====== MATERIAL PROVIDED ======

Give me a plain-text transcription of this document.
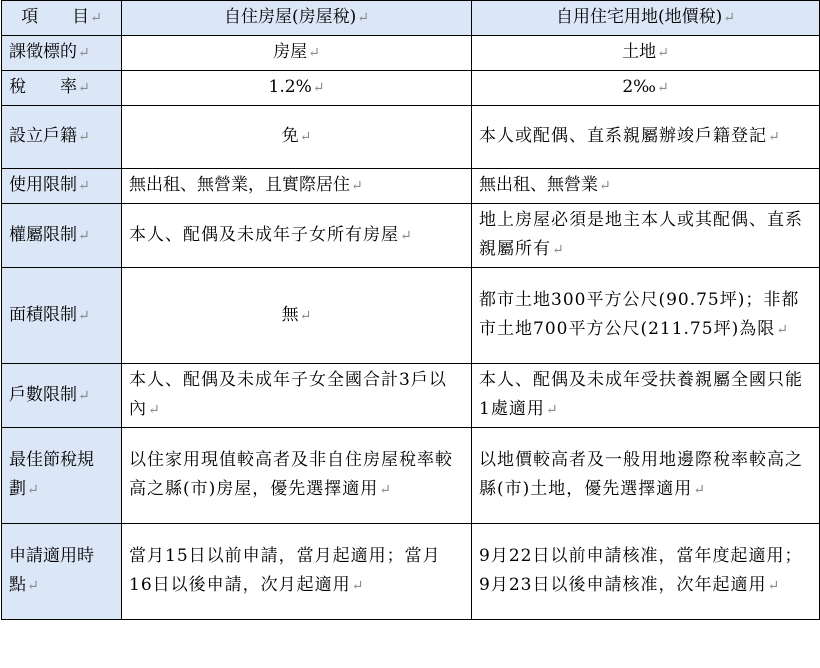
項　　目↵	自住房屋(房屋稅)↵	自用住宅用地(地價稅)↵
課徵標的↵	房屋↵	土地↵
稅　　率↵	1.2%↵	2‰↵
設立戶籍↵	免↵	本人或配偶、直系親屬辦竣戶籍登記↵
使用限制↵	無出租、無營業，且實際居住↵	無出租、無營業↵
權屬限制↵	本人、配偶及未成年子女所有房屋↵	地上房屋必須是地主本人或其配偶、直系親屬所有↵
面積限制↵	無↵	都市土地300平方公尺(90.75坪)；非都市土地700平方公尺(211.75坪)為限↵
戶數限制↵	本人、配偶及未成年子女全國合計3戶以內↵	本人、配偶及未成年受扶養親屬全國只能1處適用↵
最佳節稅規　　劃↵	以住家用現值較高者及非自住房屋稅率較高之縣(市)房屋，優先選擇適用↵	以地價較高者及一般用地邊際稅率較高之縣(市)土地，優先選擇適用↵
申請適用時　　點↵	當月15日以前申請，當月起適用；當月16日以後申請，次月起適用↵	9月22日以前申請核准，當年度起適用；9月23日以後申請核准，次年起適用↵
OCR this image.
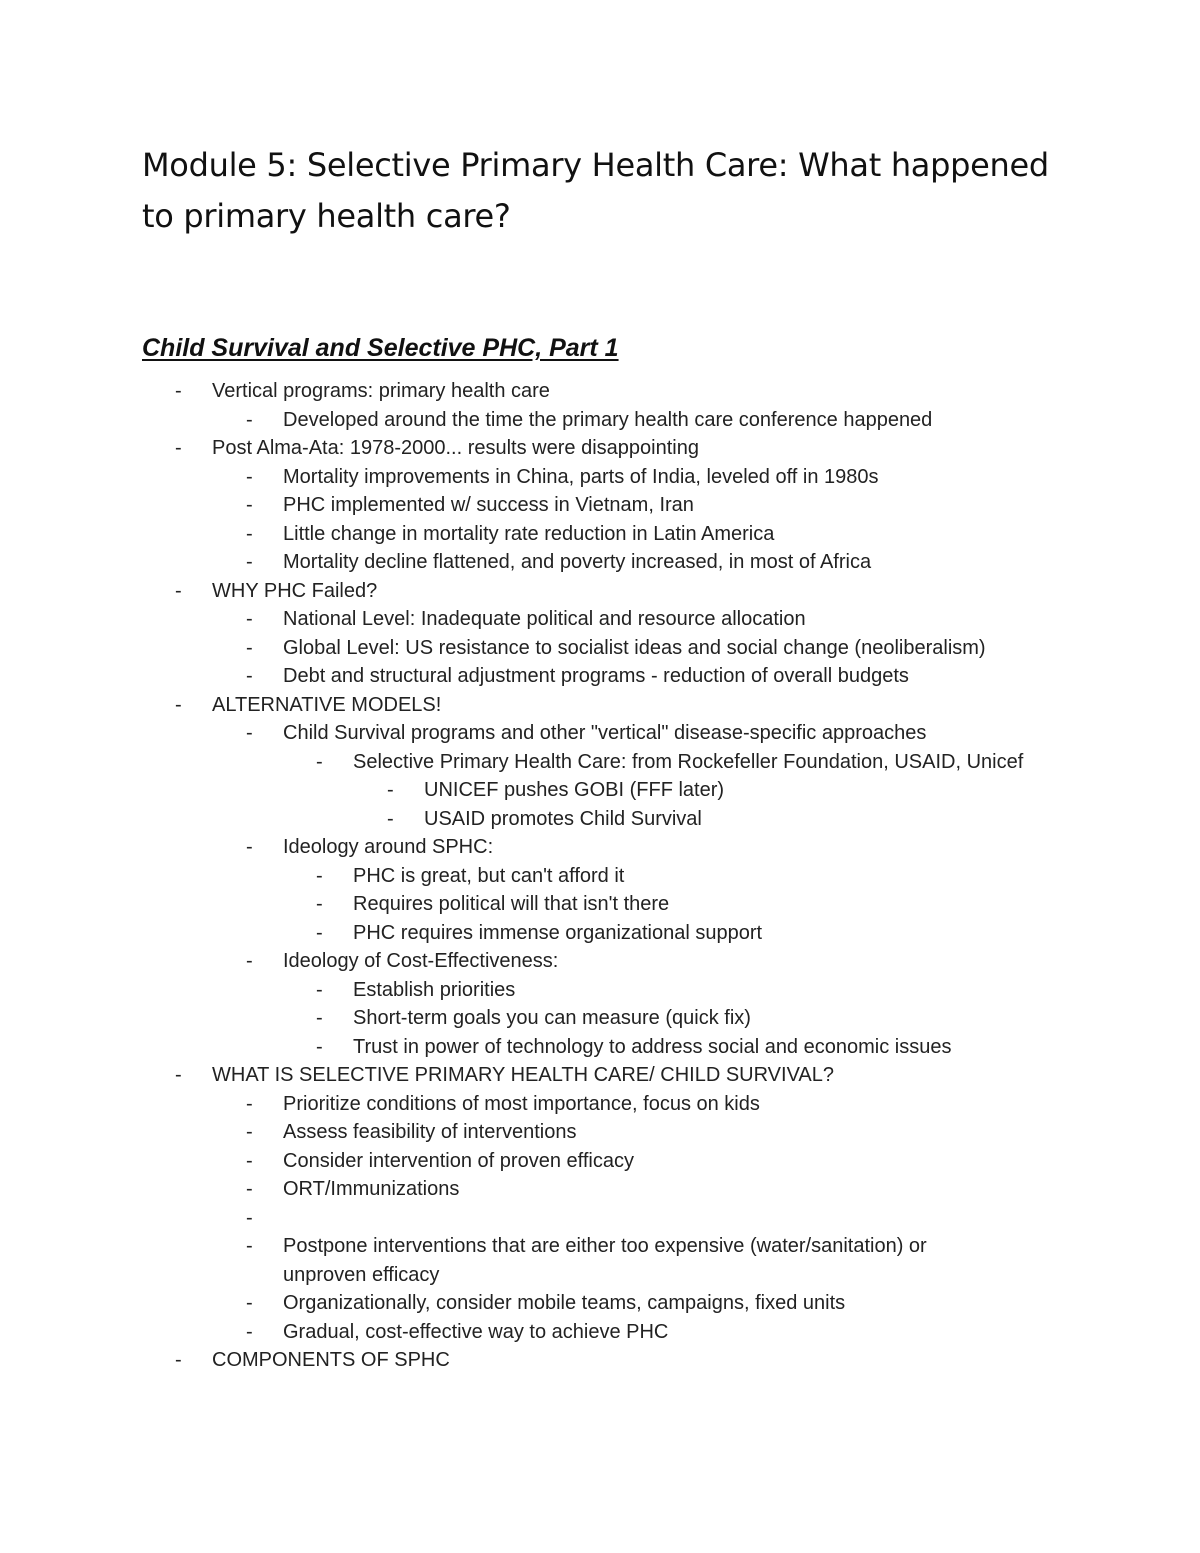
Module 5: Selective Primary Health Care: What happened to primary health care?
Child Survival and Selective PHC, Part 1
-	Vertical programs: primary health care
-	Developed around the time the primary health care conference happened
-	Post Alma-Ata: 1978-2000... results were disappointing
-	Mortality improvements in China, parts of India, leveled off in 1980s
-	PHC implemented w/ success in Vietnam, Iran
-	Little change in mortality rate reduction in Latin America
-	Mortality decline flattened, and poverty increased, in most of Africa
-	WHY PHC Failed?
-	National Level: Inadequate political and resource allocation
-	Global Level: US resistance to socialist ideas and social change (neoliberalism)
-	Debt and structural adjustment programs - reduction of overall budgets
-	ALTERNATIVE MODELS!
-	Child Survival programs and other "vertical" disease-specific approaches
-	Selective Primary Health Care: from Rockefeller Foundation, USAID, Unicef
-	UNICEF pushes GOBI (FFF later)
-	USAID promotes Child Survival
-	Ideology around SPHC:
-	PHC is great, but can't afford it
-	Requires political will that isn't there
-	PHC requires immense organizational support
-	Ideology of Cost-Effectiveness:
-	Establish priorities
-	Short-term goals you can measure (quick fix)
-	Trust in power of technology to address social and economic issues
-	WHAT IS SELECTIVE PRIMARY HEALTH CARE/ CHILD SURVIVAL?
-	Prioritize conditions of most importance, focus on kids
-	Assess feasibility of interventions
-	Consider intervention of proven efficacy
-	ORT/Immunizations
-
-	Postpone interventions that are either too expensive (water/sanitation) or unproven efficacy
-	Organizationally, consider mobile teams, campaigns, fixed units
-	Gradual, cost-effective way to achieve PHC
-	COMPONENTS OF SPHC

======

SHORT PROBLEM:
Copy out all the records exactly, excluding pictures.

EXERCISE RESPONSE:
Give me a plain-text transcription of this document.
項　　目↵	自住房屋(房屋稅)↵	自用住宅用地(地價稅)↵
課徵標的↵	房屋↵	土地↵
稅　　率↵	1.2%↵	2‰↵
設立戶籍↵	免↵	本人或配偶、直系親屬辦竣戶籍登記↵
使用限制↵	無出租、無營業，且實際居住↵	無出租、無營業↵
權屬限制↵	本人、配偶及未成年子女所有房屋↵	地上房屋必須是地主本人或其配偶、直系親屬所有↵
面積限制↵	無↵	都市土地300平方公尺(90.75坪)；非都市土地700平方公尺(211.75坪)為限↵
戶數限制↵	本人、配偶及未成年子女全國合計3戶以內↵	本人、配偶及未成年受扶養親屬全國只能1處適用↵
最佳節稅規　　劃↵	以住家用現值較高者及非自住房屋稅率較高之縣(市)房屋，優先選擇適用↵	以地價較高者及一般用地邊際稅率較高之縣(市)土地，優先選擇適用↵
申請適用時　　點↵	當月15日以前申請，當月起適用；當月16日以後申請，次月起適用↵	9月22日以前申請核准，當年度起適用；9月23日以後申請核准，次年起適用↵
OCR this image.
Module 5: Selective Primary Health Care: What happened to primary health care?
Child Survival and Selective PHC, Part 1
-	Vertical programs: primary health care
-	Developed around the time the primary health care conference happened
-	Post Alma-Ata: 1978-2000... results were disappointing
-	Mortality improvements in China, parts of India, leveled off in 1980s
-	PHC implemented w/ success in Vietnam, Iran
-	Little change in mortality rate reduction in Latin America
-	Mortality decline flattened, and poverty increased, in most of Africa
-	WHY PHC Failed?
-	National Level: Inadequate political and resource allocation
-	Global Level: US resistance to socialist ideas and social change (neoliberalism)
-	Debt and structural adjustment programs - reduction of overall budgets
-	ALTERNATIVE MODELS!
-	Child Survival programs and other "vertical" disease-specific approaches
-	Selective Primary Health Care: from Rockefeller Foundation, USAID, Unicef
-	UNICEF pushes GOBI (FFF later)
-	USAID promotes Child Survival
-	Ideology around SPHC:
-	PHC is great, but can't afford it
-	Requires political will that isn't there
-	PHC requires immense organizational support
-	Ideology of Cost-Effectiveness:
-	Establish priorities
-	Short-term goals you can measure (quick fix)
-	Trust in power of technology to address social and economic issues
-	WHAT IS SELECTIVE PRIMARY HEALTH CARE/ CHILD SURVIVAL?
-	Prioritize conditions of most importance, focus on kids
-	Assess feasibility of interventions
-	Consider intervention of proven efficacy
-	ORT/Immunizations
-
-	Postpone interventions that are either too expensive (water/sanitation) or unproven efficacy
-	Organizationally, consider mobile teams, campaigns, fixed units
-	Gradual, cost-effective way to achieve PHC
-	COMPONENTS OF SPHC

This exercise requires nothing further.